Reviewing audio/video span annotations

Hi,
I set up a custom recipe for annotating spans in video files (using audio_manual). I tried using the review recipe to review the annotations and got a message saying: "reviewing 'audio_manual' annotations isn't supported yet".

So I tried to follow the instructions from this post (db-in). It opens the server and I see the names of my files at the bottom of the screen, but for some reason the video itself doesn't load (the video files are stored locally on my computer. In the annotation recipe I use loader=video-server, for the db-in, I tried 'video', 'video-server' and also 'jsonl').

What could be the issue? Is there maybe a better way for me to approach this?
I'd like to be able to view the manual annotations and correct them if necessary. I will eventually have two annotators, so I would need to be able to review their annotations and either choose the one to be saved into the 'gold-label' dataset, or modify and save it in the dataset.

If it helps - this is what I tried to run through the command line:

python -m prodigy OAR.video review_video_annotation_test dataset:video_annotation_test --label OAR_labels.txt --loader video-server -F OAR_video.py

(I also tried audio.manual instead of the custom recipe and without OAR_video.py)

and here's an example of the jsonl file with the annotations:

{"video": "/OAR_annotation/video_clips/02112016_las-vegas_NV/02112016_las-vegas_NV_1.mp4", "meta": {"file": "02112016_las-vegas_NV_1.mp4"}, "path": "OAR_annotation/video_clips/02112016_las-vegas_NV/02112016_las-vegas_NV_1.mp4", "_input_hash": -2137062564, "_task_hash": -1268654994, "_is_binary": false, "_view_id": "audio_manual", "audio_spans": [{"start": 0, "end": 217.0904034735, "label": "Other speaker", "id": "f306f945-05fd-4b6c-8de6-7b344d1530b1", "color": "rgba(153,50,204,0.2)"}], "answer": "accept", "_timestamp": 1735034758, "_annotator_id": "2024-12-24_12-05-02", "_session_id": "2024-12-24_12-05-02"}

I'd appreciate your help.

::::::::

- Problem set
A – Using the forum post on reviewing video annotations, decide whether each statement agrees with it: (i) the review recipe supports reviewing 'audio_manual' annotations; (ii) the video files are kept locally on the poster's computer; (iii) the poster expects to have three annotators. Answer yes or no for each, quoting the words that settle it.
B – Edit the forum post on reviewing video annotations: begin at the words "So I tried to" and stop after "and also 'jsonl').", and put "window" in place of "screen".

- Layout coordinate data
::::::::

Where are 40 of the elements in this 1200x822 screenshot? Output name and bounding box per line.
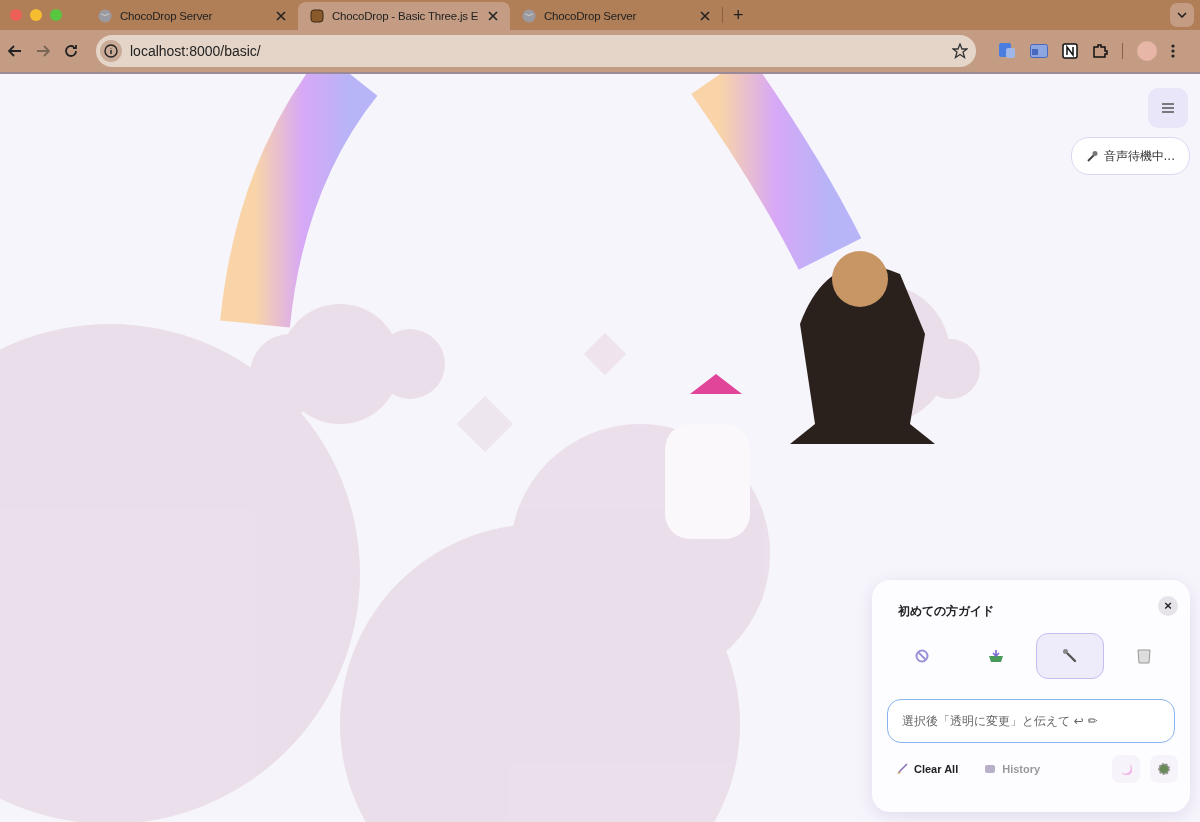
guide-title: 初めての方ガイド <box>898 602 994 620</box>
window-controls-icon[interactable] <box>10 9 62 21</box>
back-icon[interactable] <box>8 45 22 57</box>
close-button[interactable]: × <box>1158 596 1178 616</box>
settings-button[interactable] <box>1150 755 1178 783</box>
menu-icon <box>1162 103 1174 113</box>
menu-button[interactable] <box>1148 88 1188 128</box>
moon-icon <box>1120 763 1132 775</box>
inbox-tray-icon <box>988 649 1004 663</box>
wastebasket-icon <box>1137 648 1151 664</box>
puzzle-icon[interactable] <box>1092 43 1108 59</box>
settings-icon <box>1158 763 1170 775</box>
chevron-down-icon <box>1177 12 1187 18</box>
address-bar[interactable]: localhost:8000/basic/ <box>96 35 976 67</box>
browser-tab[interactable]: ChocoDrop Server <box>510 2 722 30</box>
info-icon[interactable] <box>100 40 122 62</box>
microphone-icon <box>1085 150 1098 162</box>
notebook-icon[interactable] <box>1062 43 1078 59</box>
prohibited-icon <box>915 649 929 663</box>
forward-icon[interactable] <box>36 45 50 57</box>
clear-all-button[interactable]: Clear All <box>888 759 967 779</box>
voice-status-button[interactable]: 音声待機中... <box>1070 137 1190 175</box>
tab-list-button[interactable] <box>1170 3 1194 27</box>
reload-icon[interactable] <box>64 44 78 58</box>
close-icon[interactable] <box>700 11 710 21</box>
close-icon[interactable] <box>488 11 498 21</box>
globe-icon <box>98 9 112 23</box>
browser-tab[interactable]: ChocoDrop Server <box>86 2 298 30</box>
broom-icon <box>896 763 908 775</box>
new-tab-button[interactable]: + <box>723 4 754 26</box>
more-icon[interactable] <box>1171 44 1175 58</box>
favicon-icon <box>310 9 324 23</box>
command-input-field[interactable]: 選択後「透明に変更」と伝えて ↩ ✏ <box>887 699 1175 743</box>
browser-tab[interactable]: ChocoDrop - Basic Three.js E <box>298 2 510 30</box>
globe-icon <box>522 9 536 23</box>
card-icon[interactable] <box>1030 44 1048 58</box>
url-text: localhost:8000/basic/ <box>130 43 262 59</box>
close-icon[interactable] <box>276 11 286 21</box>
wrench-icon <box>1062 648 1078 664</box>
star-icon[interactable] <box>952 43 968 59</box>
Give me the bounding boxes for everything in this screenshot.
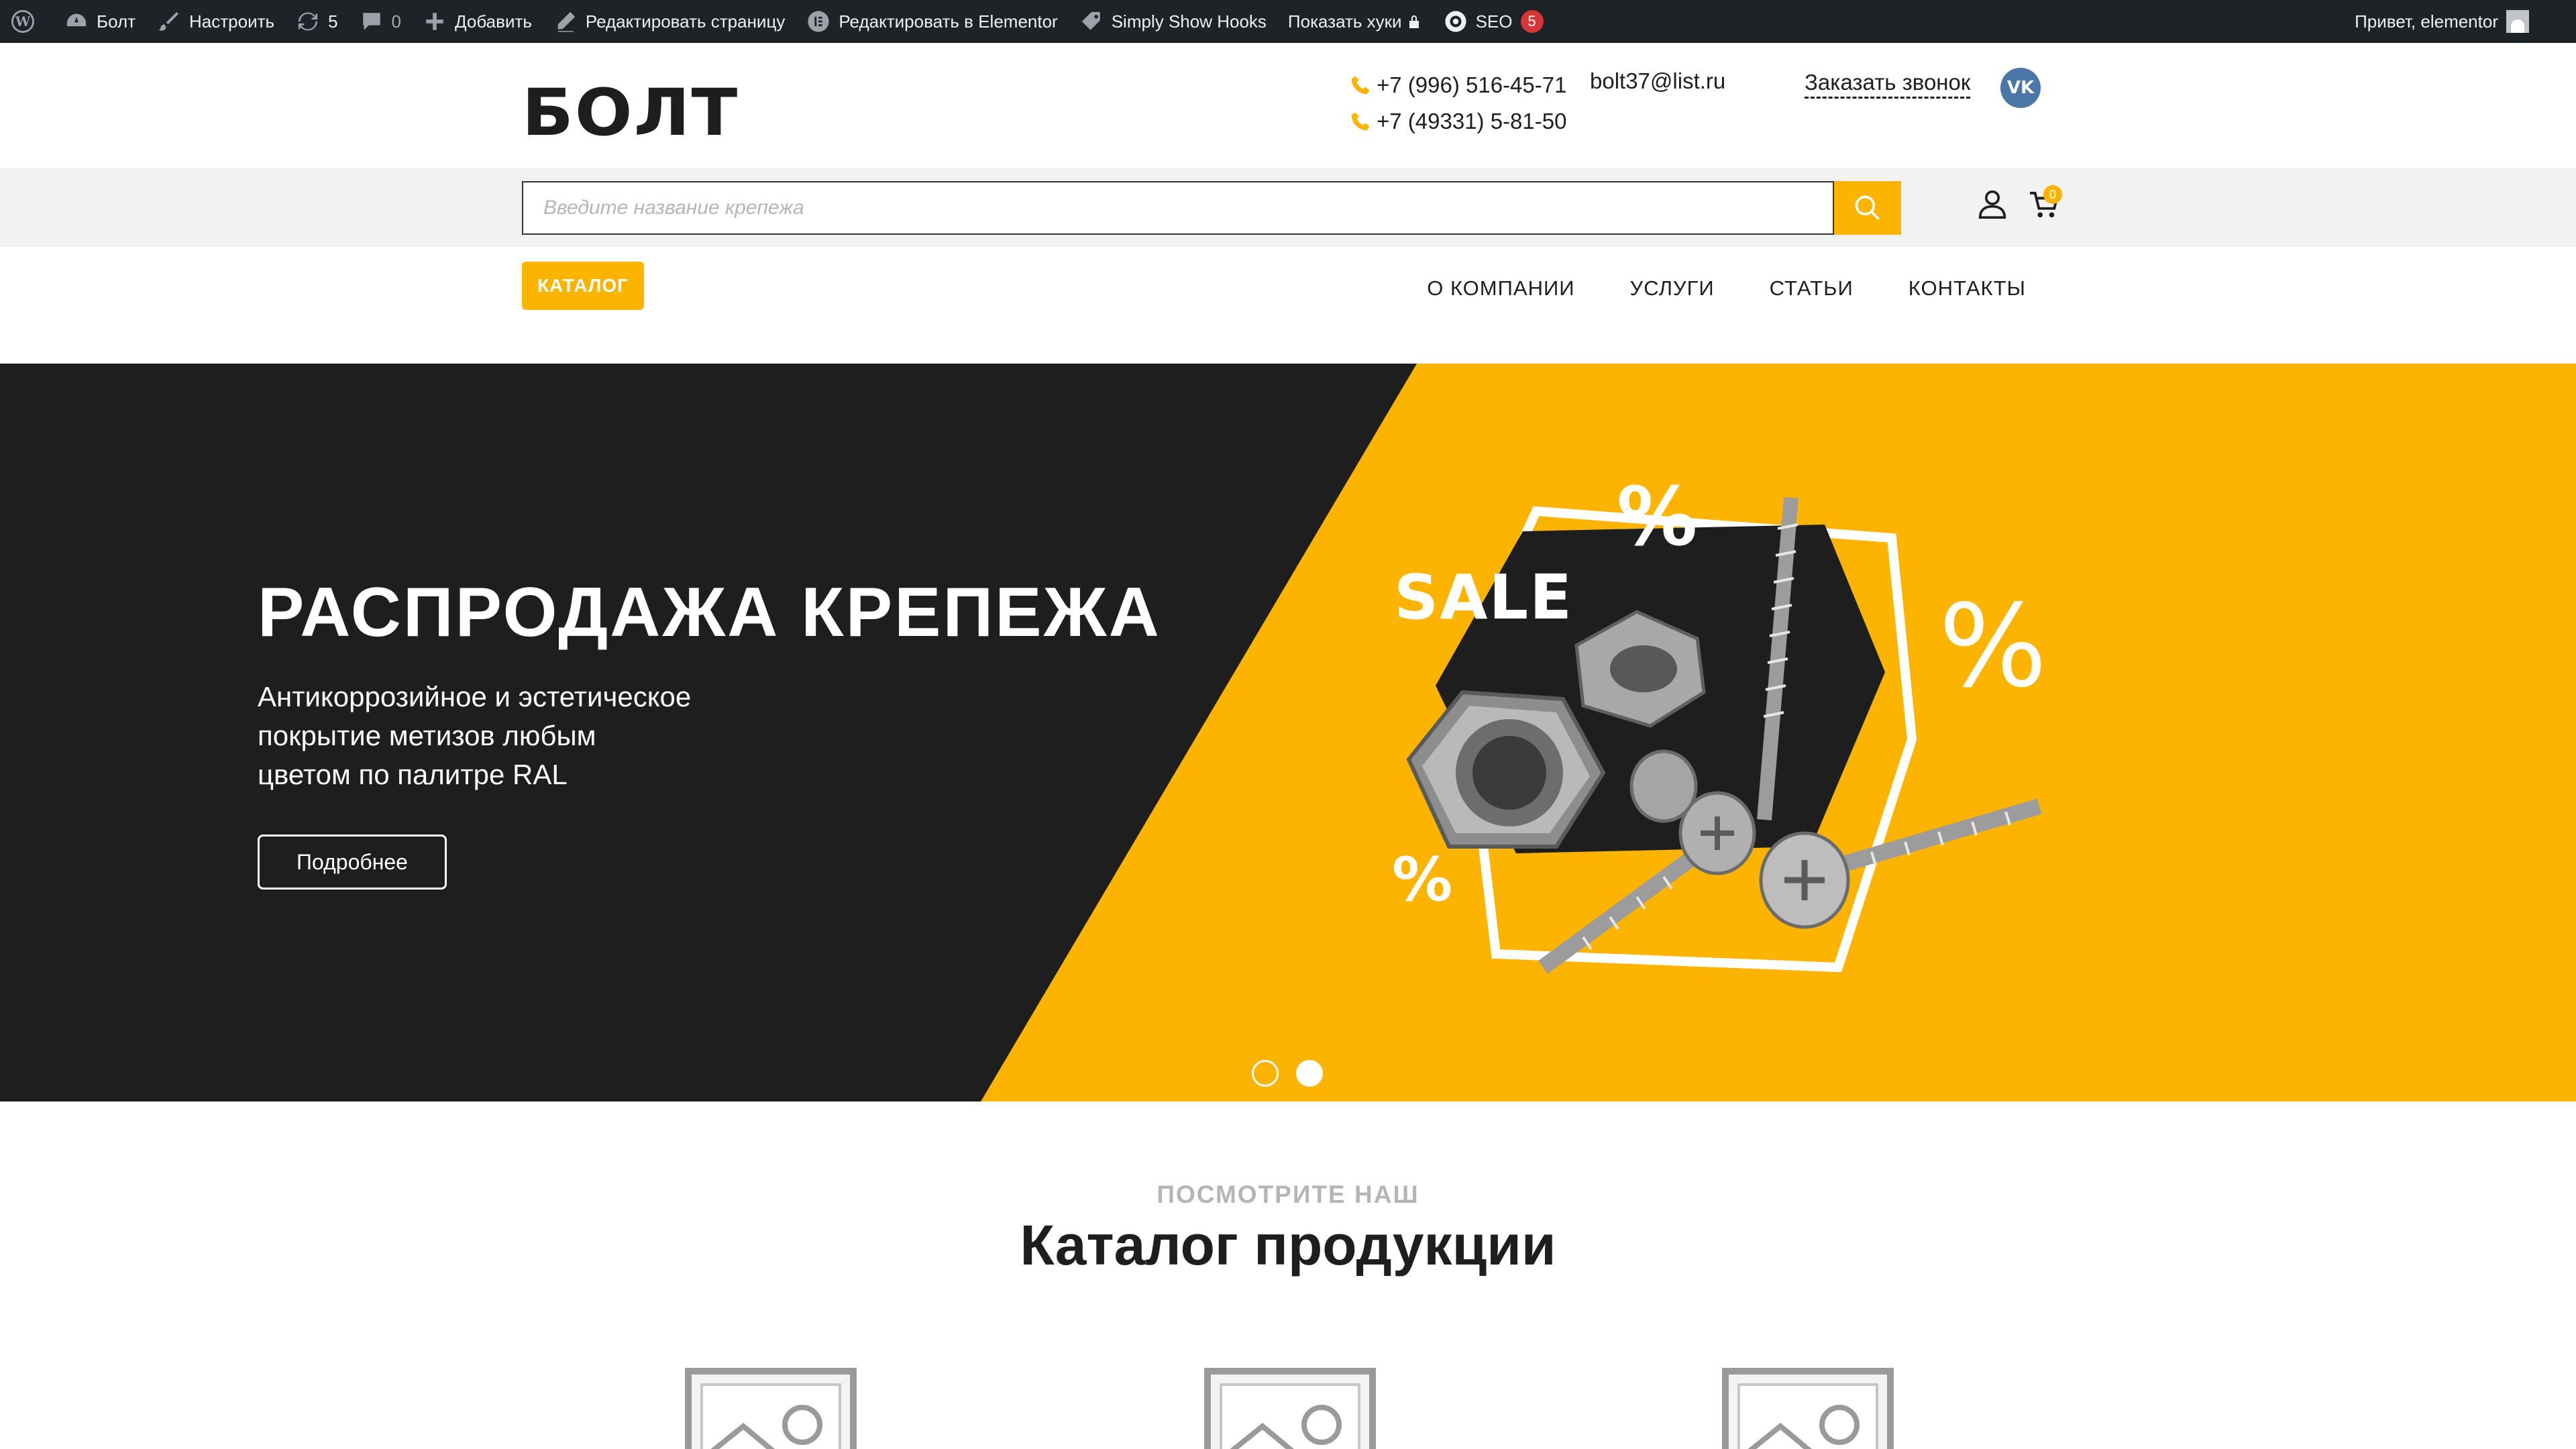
- edit-page-link[interactable]: Редактировать страницу: [543, 0, 796, 43]
- wordpress-logo-icon: W: [11, 9, 35, 34]
- customize-link[interactable]: Настроить: [146, 0, 285, 43]
- sale-text: SALE: [1394, 561, 1573, 633]
- email-link[interactable]: bolt37@list.ru: [1590, 68, 1725, 94]
- hero-subtitle: Антикоррозийное и эстетическое покрытие …: [258, 678, 861, 794]
- hero-title: РАСПРОДАЖА КРЕПЕЖА: [258, 574, 1161, 651]
- section-kicker: ПОСМОТРИТЕ НАШ: [1157, 1181, 1419, 1208]
- search-icon: [1855, 195, 1880, 220]
- edit-elementor-label: Редактировать в Elementor: [839, 11, 1058, 32]
- customize-label: Настроить: [189, 11, 275, 32]
- seo-label: SEO: [1475, 11, 1513, 32]
- add-new-link[interactable]: Добавить: [412, 0, 543, 43]
- percent-sign: %: [1617, 471, 1697, 564]
- site-name-link[interactable]: Болт: [54, 0, 146, 43]
- slider-pagination: [1252, 1060, 1323, 1087]
- main-menu: О КОМПАНИИ УСЛУГИ СТАТЬИ КОНТАКТЫ: [1427, 276, 2026, 301]
- hero-slider: РАСПРОДАЖА КРЕПЕЖА Антикоррозийное и эст…: [0, 364, 2576, 1102]
- percent-sign: %: [1392, 845, 1452, 915]
- hero-subtitle-line: покрытие метизов любым: [258, 720, 596, 751]
- pencil-icon: [553, 9, 578, 34]
- comments-count: 0: [391, 11, 402, 32]
- request-callback-link[interactable]: Заказать звонок: [1805, 70, 1971, 99]
- phone-row-1[interactable]: +7 (996) 516-45-71: [1350, 67, 1566, 103]
- catalog-button[interactable]: КАТАЛОГ: [522, 262, 644, 310]
- phone-icon: [1351, 76, 1370, 95]
- phone-number-1: +7 (996) 516-45-71: [1377, 72, 1567, 97]
- search-button[interactable]: [1834, 181, 1901, 235]
- user-account-icon[interactable]: [1978, 189, 2007, 219]
- comment-bubble-icon: [360, 9, 384, 34]
- greeting-label: Привет, elementor: [2355, 11, 2498, 32]
- image-placeholder-icon[interactable]: [683, 1366, 859, 1449]
- phone-list: +7 (996) 516-45-71 +7 (49331) 5-81-50: [1350, 67, 1566, 140]
- menu-item-articles[interactable]: СТАТЬИ: [1770, 276, 1854, 301]
- wordpress-menu[interactable]: W: [0, 0, 54, 43]
- wp-admin-bar: W Болт Настроить 5 0 Добавить Редактиров…: [0, 0, 2576, 43]
- slider-dot-2[interactable]: [1296, 1060, 1323, 1087]
- vk-social-icon[interactable]: VK: [2000, 68, 2041, 108]
- site-logo[interactable]: БОЛТ: [522, 75, 739, 150]
- elementor-icon: [806, 9, 830, 34]
- lock-icon: [1406, 9, 1422, 34]
- plus-icon: [423, 9, 447, 34]
- screw-head: [1629, 749, 1698, 823]
- svg-text:W: W: [15, 13, 31, 30]
- updates-link[interactable]: 5: [285, 0, 348, 43]
- image-placeholder-icon[interactable]: [1720, 1366, 1896, 1449]
- paintbrush-icon: [157, 9, 181, 34]
- show-hooks-link[interactable]: Показать хуки: [1277, 0, 1433, 43]
- menu-item-contacts[interactable]: КОНТАКТЫ: [1909, 276, 2026, 301]
- cart-count-badge: 0: [2043, 185, 2062, 204]
- menu-item-services[interactable]: УСЛУГИ: [1630, 276, 1715, 301]
- image-placeholder-icon[interactable]: [1202, 1366, 1378, 1449]
- show-hooks-label: Показать хуки: [1287, 11, 1402, 32]
- avatar: [2506, 10, 2529, 33]
- percent-sign: %: [1939, 580, 2047, 713]
- search-input[interactable]: [522, 181, 1834, 235]
- updates-refresh-icon: [296, 9, 320, 34]
- hero-subtitle-line: цветом по палитре RAL: [258, 759, 568, 790]
- simply-show-hooks-label: Simply Show Hooks: [1111, 11, 1267, 32]
- sale-fasteners-illustration: SALE % % %: [1392, 471, 2047, 974]
- simply-show-hooks-link[interactable]: Simply Show Hooks: [1069, 0, 1277, 43]
- comments-link[interactable]: 0: [349, 0, 412, 43]
- site-name-label: Болт: [97, 11, 136, 32]
- phone-row-2[interactable]: +7 (49331) 5-81-50: [1350, 103, 1566, 140]
- screw-head: [1759, 831, 1850, 929]
- seo-gear-icon: [1444, 9, 1468, 34]
- dashboard-gauge-icon: [64, 9, 89, 34]
- updates-count: 5: [328, 11, 338, 32]
- tag-icon: [1079, 9, 1104, 34]
- section-title: Каталог продукции: [1020, 1214, 1556, 1277]
- edit-page-label: Редактировать страницу: [585, 11, 786, 32]
- phone-number-2: +7 (49331) 5-81-50: [1377, 109, 1567, 133]
- hero-subtitle-line: Антикоррозийное и эстетическое: [258, 681, 692, 712]
- edit-elementor-link[interactable]: Редактировать в Elementor: [796, 0, 1068, 43]
- add-new-label: Добавить: [455, 11, 532, 32]
- phone-icon: [1351, 112, 1370, 131]
- account-menu[interactable]: Привет, elementor: [2355, 0, 2529, 43]
- menu-item-about[interactable]: О КОМПАНИИ: [1427, 276, 1574, 301]
- hero-more-button[interactable]: Подробнее: [258, 835, 447, 890]
- seo-notification-badge: 5: [1520, 10, 1544, 33]
- seo-menu[interactable]: SEO 5: [1433, 0, 1554, 43]
- slider-dot-1[interactable]: [1252, 1060, 1279, 1087]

::::::::

- The replies
A –
(i) No: "reviewing 'audio_manual' annotations isn't supported yet"
(ii) Yes: "the video files are stored locally on my computer"
(iii) No: "I will eventually have two annotators"

B –
So I tried to follow the instructions from this post (db-in). It opens the server and I see the names of my files at the bottom of the window, but for some reason the video itself doesn't load (the video files are stored locally on my computer. In the annotation recipe I use loader=video-server, for the db-in, I tried 'video', 'video-server' and also 'jsonl').